THE REQUEST — Could you print all the entries exactly?

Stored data
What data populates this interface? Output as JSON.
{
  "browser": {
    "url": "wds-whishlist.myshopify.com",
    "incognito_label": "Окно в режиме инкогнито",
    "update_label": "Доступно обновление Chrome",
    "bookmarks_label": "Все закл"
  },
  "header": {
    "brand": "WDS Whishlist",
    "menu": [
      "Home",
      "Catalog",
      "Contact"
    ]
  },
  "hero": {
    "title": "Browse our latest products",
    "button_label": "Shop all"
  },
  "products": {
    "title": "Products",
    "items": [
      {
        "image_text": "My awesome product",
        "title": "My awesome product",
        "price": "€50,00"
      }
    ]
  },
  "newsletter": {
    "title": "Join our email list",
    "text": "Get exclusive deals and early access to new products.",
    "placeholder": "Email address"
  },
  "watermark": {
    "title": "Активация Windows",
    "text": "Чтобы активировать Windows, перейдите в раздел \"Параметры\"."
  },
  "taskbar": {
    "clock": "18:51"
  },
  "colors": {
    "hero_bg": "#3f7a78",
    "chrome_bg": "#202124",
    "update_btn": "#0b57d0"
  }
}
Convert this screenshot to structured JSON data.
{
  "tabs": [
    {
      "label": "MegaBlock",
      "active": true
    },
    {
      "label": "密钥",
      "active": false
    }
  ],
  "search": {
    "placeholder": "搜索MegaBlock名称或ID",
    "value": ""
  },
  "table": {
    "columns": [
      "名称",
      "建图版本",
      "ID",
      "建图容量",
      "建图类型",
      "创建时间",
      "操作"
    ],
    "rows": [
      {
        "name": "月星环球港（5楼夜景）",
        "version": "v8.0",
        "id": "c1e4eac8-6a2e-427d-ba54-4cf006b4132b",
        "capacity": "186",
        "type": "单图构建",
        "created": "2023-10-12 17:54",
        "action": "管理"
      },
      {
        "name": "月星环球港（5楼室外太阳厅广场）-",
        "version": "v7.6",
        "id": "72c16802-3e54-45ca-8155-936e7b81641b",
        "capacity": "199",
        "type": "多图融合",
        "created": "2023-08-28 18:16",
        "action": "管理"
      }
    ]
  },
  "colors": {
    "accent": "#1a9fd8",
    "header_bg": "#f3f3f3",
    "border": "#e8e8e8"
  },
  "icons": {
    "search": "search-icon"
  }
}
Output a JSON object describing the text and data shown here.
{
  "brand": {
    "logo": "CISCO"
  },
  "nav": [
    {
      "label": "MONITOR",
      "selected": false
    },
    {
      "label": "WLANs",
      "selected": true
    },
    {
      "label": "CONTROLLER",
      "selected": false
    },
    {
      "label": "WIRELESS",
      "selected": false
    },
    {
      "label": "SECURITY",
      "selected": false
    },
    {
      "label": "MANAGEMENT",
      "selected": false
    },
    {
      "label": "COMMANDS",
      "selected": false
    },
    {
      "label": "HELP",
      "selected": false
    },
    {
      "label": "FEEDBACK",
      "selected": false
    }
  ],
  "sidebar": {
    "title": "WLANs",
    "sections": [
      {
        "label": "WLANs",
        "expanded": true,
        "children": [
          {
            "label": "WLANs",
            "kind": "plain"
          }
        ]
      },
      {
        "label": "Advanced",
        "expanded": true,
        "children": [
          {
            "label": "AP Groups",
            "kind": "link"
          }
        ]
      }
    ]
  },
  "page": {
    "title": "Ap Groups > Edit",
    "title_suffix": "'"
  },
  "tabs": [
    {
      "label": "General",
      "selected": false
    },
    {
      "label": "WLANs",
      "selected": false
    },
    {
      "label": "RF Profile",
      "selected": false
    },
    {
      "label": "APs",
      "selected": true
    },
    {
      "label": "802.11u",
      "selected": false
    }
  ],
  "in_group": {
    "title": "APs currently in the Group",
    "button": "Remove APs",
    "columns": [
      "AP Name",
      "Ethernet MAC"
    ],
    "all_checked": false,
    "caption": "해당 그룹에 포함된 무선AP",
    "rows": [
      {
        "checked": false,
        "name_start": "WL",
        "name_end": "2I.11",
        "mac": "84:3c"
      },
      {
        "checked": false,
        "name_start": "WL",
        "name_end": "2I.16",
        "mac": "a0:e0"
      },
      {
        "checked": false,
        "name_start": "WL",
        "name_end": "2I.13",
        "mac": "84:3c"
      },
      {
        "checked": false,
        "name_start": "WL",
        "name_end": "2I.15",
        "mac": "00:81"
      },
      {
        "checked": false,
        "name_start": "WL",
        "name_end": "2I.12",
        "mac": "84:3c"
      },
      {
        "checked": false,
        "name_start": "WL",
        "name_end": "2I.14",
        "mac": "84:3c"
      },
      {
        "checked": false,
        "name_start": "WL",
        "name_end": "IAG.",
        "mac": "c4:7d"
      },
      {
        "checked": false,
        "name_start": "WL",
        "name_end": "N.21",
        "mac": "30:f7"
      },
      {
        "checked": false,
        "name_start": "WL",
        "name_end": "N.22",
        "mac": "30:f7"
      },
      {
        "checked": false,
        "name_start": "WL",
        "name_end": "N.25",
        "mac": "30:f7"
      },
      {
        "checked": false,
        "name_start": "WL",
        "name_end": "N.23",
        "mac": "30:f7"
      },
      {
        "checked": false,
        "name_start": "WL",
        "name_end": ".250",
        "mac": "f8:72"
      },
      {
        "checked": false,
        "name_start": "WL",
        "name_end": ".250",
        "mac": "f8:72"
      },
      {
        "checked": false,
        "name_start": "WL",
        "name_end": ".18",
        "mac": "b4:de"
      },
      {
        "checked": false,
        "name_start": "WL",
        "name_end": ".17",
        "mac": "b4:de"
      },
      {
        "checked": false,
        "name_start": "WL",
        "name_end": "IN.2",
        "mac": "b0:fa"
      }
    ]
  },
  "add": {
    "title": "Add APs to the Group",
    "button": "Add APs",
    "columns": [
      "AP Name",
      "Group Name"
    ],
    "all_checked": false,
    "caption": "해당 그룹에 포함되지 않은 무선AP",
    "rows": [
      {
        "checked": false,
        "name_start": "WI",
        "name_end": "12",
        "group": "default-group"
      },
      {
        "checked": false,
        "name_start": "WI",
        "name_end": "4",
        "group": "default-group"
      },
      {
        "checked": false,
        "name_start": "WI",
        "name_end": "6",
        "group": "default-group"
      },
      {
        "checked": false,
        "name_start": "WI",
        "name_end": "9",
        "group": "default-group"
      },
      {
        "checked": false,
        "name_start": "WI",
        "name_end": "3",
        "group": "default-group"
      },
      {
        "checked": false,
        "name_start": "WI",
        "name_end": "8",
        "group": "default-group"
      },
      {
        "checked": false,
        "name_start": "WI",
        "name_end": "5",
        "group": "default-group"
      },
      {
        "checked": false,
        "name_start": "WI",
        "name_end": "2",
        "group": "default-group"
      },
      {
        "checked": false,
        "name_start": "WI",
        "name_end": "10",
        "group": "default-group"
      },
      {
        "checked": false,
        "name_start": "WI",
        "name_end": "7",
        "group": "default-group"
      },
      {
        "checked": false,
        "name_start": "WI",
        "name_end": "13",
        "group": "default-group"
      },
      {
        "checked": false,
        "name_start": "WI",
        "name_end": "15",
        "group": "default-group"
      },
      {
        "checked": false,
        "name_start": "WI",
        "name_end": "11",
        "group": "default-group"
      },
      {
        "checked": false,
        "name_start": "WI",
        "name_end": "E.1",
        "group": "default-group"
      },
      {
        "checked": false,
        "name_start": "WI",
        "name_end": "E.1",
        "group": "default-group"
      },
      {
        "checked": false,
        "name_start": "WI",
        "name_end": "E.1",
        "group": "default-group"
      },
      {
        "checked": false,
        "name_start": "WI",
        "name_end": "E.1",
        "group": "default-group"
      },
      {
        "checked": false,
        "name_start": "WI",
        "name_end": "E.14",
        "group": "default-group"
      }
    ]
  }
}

EXERCISE RESPONSE —
What data populates this interface? Output as JSON.
{
  "browser": {
    "url": "wds-whishlist.myshopify.com",
    "incognito_label": "Окно в режиме инкогнито",
    "update_label": "Доступно обновление Chrome",
    "bookmarks_label": "Все закл"
  },
  "header": {
    "brand": "WDS Whishlist",
    "menu": [
      "Home",
      "Catalog",
      "Contact"
    ]
  },
  "hero": {
    "title": "Browse our latest products",
    "button_label": "Shop all"
  },
  "products": {
    "title": "Products",
    "items": [
      {
        "image_text": "My awesome product",
        "title": "My awesome product",
        "price": "€50,00"
      }
    ]
  },
  "newsletter": {
    "title": "Join our email list",
    "text": "Get exclusive deals and early access to new products.",
    "placeholder": "Email address"
  },
  "watermark": {
    "title": "Активация Windows",
    "text": "Чтобы активировать Windows, перейдите в раздел \"Параметры\"."
  },
  "taskbar": {
    "clock": "18:51"
  },
  "colors": {
    "hero_bg": "#3f7a78",
    "chrome_bg": "#202124",
    "update_btn": "#0b57d0"
  }
}
Convert this screenshot to structured JSON data.
{
  "tabs": [
    {
      "label": "MegaBlock",
      "active": true
    },
    {
      "label": "密钥",
      "active": false
    }
  ],
  "search": {
    "placeholder": "搜索MegaBlock名称或ID",
    "value": ""
  },
  "table": {
    "columns": [
      "名称",
      "建图版本",
      "ID",
      "建图容量",
      "建图类型",
      "创建时间",
      "操作"
    ],
    "rows": [
      {
        "name": "月星环球港（5楼夜景）",
        "version": "v8.0",
        "id": "c1e4eac8-6a2e-427d-ba54-4cf006b4132b",
        "capacity": "186",
        "type": "单图构建",
        "created": "2023-10-12 17:54",
        "action": "管理"
      },
      {
        "name": "月星环球港（5楼室外太阳厅广场）-",
        "version": "v7.6",
        "id": "72c16802-3e54-45ca-8155-936e7b81641b",
        "capacity": "199",
        "type": "多图融合",
        "created": "2023-08-28 18:16",
        "action": "管理"
      }
    ]
  },
  "colors": {
    "accent": "#1a9fd8",
    "header_bg": "#f3f3f3",
    "border": "#e8e8e8"
  },
  "icons": {
    "search": "search-icon"
  }
}
Output a JSON object describing the text and data shown here.
{
  "brand": {
    "logo": "CISCO"
  },
  "nav": [
    {
      "label": "MONITOR",
      "selected": false
    },
    {
      "label": "WLANs",
      "selected": true
    },
    {
      "label": "CONTROLLER",
      "selected": false
    },
    {
      "label": "WIRELESS",
      "selected": false
    },
    {
      "label": "SECURITY",
      "selected": false
    },
    {
      "label": "MANAGEMENT",
      "selected": false
    },
    {
      "label": "COMMANDS",
      "selected": false
    },
    {
      "label": "HELP",
      "selected": false
    },
    {
      "label": "FEEDBACK",
      "selected": false
    }
  ],
  "sidebar": {
    "title": "WLANs",
    "sections": [
      {
        "label": "WLANs",
        "expanded": true,
        "children": [
          {
            "label": "WLANs",
            "kind": "plain"
          }
        ]
      },
      {
        "label": "Advanced",
        "expanded": true,
        "children": [
          {
            "label": "AP Groups",
            "kind": "link"
          }
        ]
      }
    ]
  },
  "page": {
    "title": "Ap Groups > Edit",
    "title_suffix": "'"
  },
  "tabs": [
    {
      "label": "General",
      "selected": false
    },
    {
      "label": "WLANs",
      "selected": false
    },
    {
      "label": "RF Profile",
      "selected": false
    },
    {
      "label": "APs",
      "selected": true
    },
    {
      "label": "802.11u",
      "selected": false
    }
  ],
  "in_group": {
    "title": "APs currently in the Group",
    "button": "Remove APs",
    "columns": [
      "AP Name",
      "Ethernet MAC"
    ],
    "all_checked": false,
    "caption": "해당 그룹에 포함된 무선AP",
    "rows": [
      {
        "checked": false,
        "name_start": "WL",
        "name_end": "2I.11",
        "mac": "84:3c"
      },
      {
        "checked": false,
        "name_start": "WL",
        "name_end": "2I.16",
        "mac": "a0:e0"
      },
      {
        "checked": false,
        "name_start": "WL",
        "name_end": "2I.13",
        "mac": "84:3c"
      },
      {
        "checked": false,
        "name_start": "WL",
        "name_end": "2I.15",
        "mac": "00:81"
      },
      {
        "checked": false,
        "name_start": "WL",
        "name_end": "2I.12",
        "mac": "84:3c"
      },
      {
        "checked": false,
        "name_start": "WL",
        "name_end": "2I.14",
        "mac": "84:3c"
      },
      {
        "checked": false,
        "name_start": "WL",
        "name_end": "IAG.",
        "mac": "c4:7d"
      },
      {
        "checked": false,
        "name_start": "WL",
        "name_end": "N.21",
        "mac": "30:f7"
      },
      {
        "checked": false,
        "name_start": "WL",
        "name_end": "N.22",
        "mac": "30:f7"
      },
      {
        "checked": false,
        "name_start": "WL",
        "name_end": "N.25",
        "mac": "30:f7"
      },
      {
        "checked": false,
        "name_start": "WL",
        "name_end": "N.23",
        "mac": "30:f7"
      },
      {
        "checked": false,
        "name_start": "WL",
        "name_end": ".250",
        "mac": "f8:72"
      },
      {
        "checked": false,
        "name_start": "WL",
        "name_end": ".250",
        "mac": "f8:72"
      },
      {
        "checked": false,
        "name_start": "WL",
        "name_end": ".18",
        "mac": "b4:de"
      },
      {
        "checked": false,
        "name_start": "WL",
        "name_end": ".17",
        "mac": "b4:de"
      },
      {
        "checked": false,
        "name_start": "WL",
        "name_end": "IN.2",
        "mac": "b0:fa"
      }
    ]
  },
  "add": {
    "title": "Add APs to the Group",
    "button": "Add APs",
    "columns": [
      "AP Name",
      "Group Name"
    ],
    "all_checked": false,
    "caption": "해당 그룹에 포함되지 않은 무선AP",
    "rows": [
      {
        "checked": false,
        "name_start": "WI",
        "name_end": "12",
        "group": "default-group"
      },
      {
        "checked": false,
        "name_start": "WI",
        "name_end": "4",
        "group": "default-group"
      },
      {
        "checked": false,
        "name_start": "WI",
        "name_end": "6",
        "group": "default-group"
      },
      {
        "checked": false,
        "name_start": "WI",
        "name_end": "9",
        "group": "default-group"
      },
      {
        "checked": false,
        "name_start": "WI",
        "name_end": "3",
        "group": "default-group"
      },
      {
        "checked": false,
        "name_start": "WI",
        "name_end": "8",
        "group": "default-group"
      },
      {
        "checked": false,
        "name_start": "WI",
        "name_end": "5",
        "group": "default-group"
      },
      {
        "checked": false,
        "name_start": "WI",
        "name_end": "2",
        "group": "default-group"
      },
      {
        "checked": false,
        "name_start": "WI",
        "name_end": "10",
        "group": "default-group"
      },
      {
        "checked": false,
        "name_start": "WI",
        "name_end": "7",
        "group": "default-group"
      },
      {
        "checked": false,
        "name_start": "WI",
        "name_end": "13",
        "group": "default-group"
      },
      {
        "checked": false,
        "name_start": "WI",
        "name_end": "15",
        "group": "default-group"
      },
      {
        "checked": false,
        "name_start": "WI",
        "name_end": "11",
        "group": "default-group"
      },
      {
        "checked": false,
        "name_start": "WI",
        "name_end": "E.1",
        "group": "default-group"
      },
      {
        "checked": false,
        "name_start": "WI",
        "name_end": "E.1",
        "group": "default-group"
      },
      {
        "checked": false,
        "name_start": "WI",
        "name_end": "E.1",
        "group": "default-group"
      },
      {
        "checked": false,
        "name_start": "WI",
        "name_end": "E.1",
        "group": "default-group"
      },
      {
        "checked": false,
        "name_start": "WI",
        "name_end": "E.14",
        "group": "default-group"
      }
    ]
  }
}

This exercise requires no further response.